Write the entries out again exactly as they stand, but without the pictures.

━━━━━ Records provided

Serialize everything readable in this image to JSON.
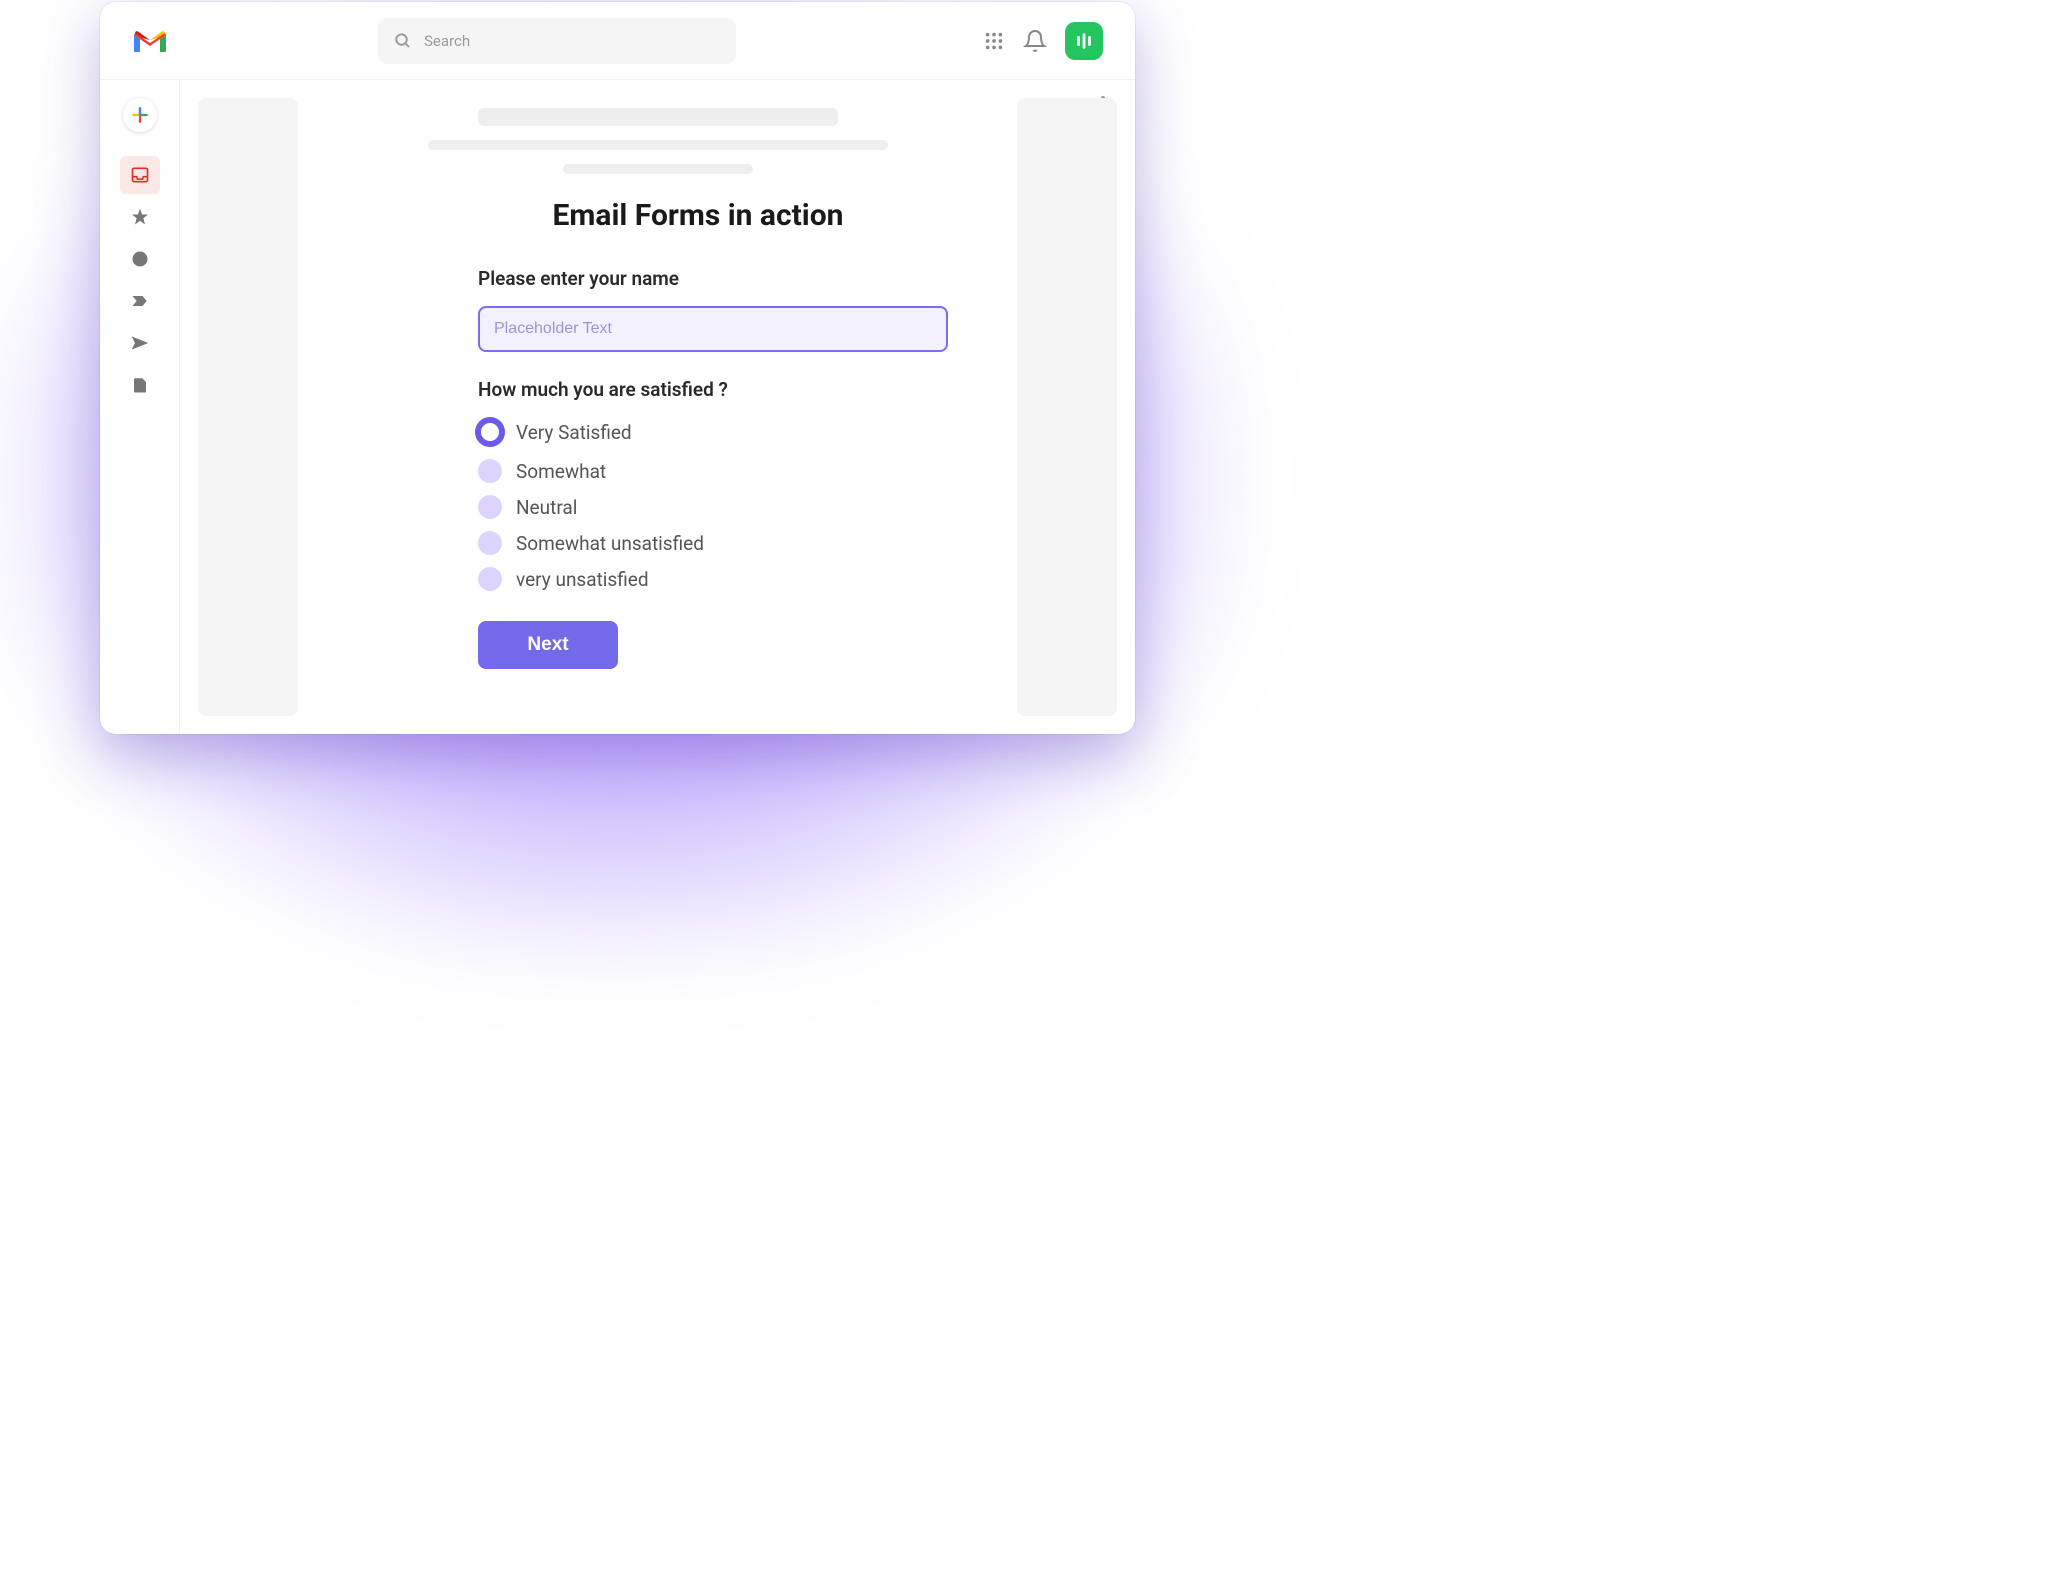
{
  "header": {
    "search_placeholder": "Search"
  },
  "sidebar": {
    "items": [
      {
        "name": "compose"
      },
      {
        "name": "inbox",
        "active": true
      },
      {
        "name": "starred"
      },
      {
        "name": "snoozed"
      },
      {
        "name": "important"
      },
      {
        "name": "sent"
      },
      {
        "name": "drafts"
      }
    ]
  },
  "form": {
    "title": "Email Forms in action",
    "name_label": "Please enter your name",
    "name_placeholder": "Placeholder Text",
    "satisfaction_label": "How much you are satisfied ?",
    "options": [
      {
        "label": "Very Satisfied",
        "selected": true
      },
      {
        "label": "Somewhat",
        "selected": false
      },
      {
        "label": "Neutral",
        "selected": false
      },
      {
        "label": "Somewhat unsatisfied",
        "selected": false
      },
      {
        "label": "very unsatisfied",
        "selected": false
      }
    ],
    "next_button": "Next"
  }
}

━━━━━━━━━━

* _Exercise answer_:
Serialize everything readable in this image to JSON.
{
  "header": {
    "search_placeholder": "Search"
  },
  "sidebar": {
    "items": [
      {
        "name": "compose"
      },
      {
        "name": "inbox",
        "active": true
      },
      {
        "name": "starred"
      },
      {
        "name": "snoozed"
      },
      {
        "name": "important"
      },
      {
        "name": "sent"
      },
      {
        "name": "drafts"
      }
    ]
  },
  "form": {
    "title": "Email Forms in action",
    "name_label": "Please enter your name",
    "name_placeholder": "Placeholder Text",
    "satisfaction_label": "How much you are satisfied ?",
    "options": [
      {
        "label": "Very Satisfied",
        "selected": true
      },
      {
        "label": "Somewhat",
        "selected": false
      },
      {
        "label": "Neutral",
        "selected": false
      },
      {
        "label": "Somewhat unsatisfied",
        "selected": false
      },
      {
        "label": "very unsatisfied",
        "selected": false
      }
    ],
    "next_button": "Next"
  }
}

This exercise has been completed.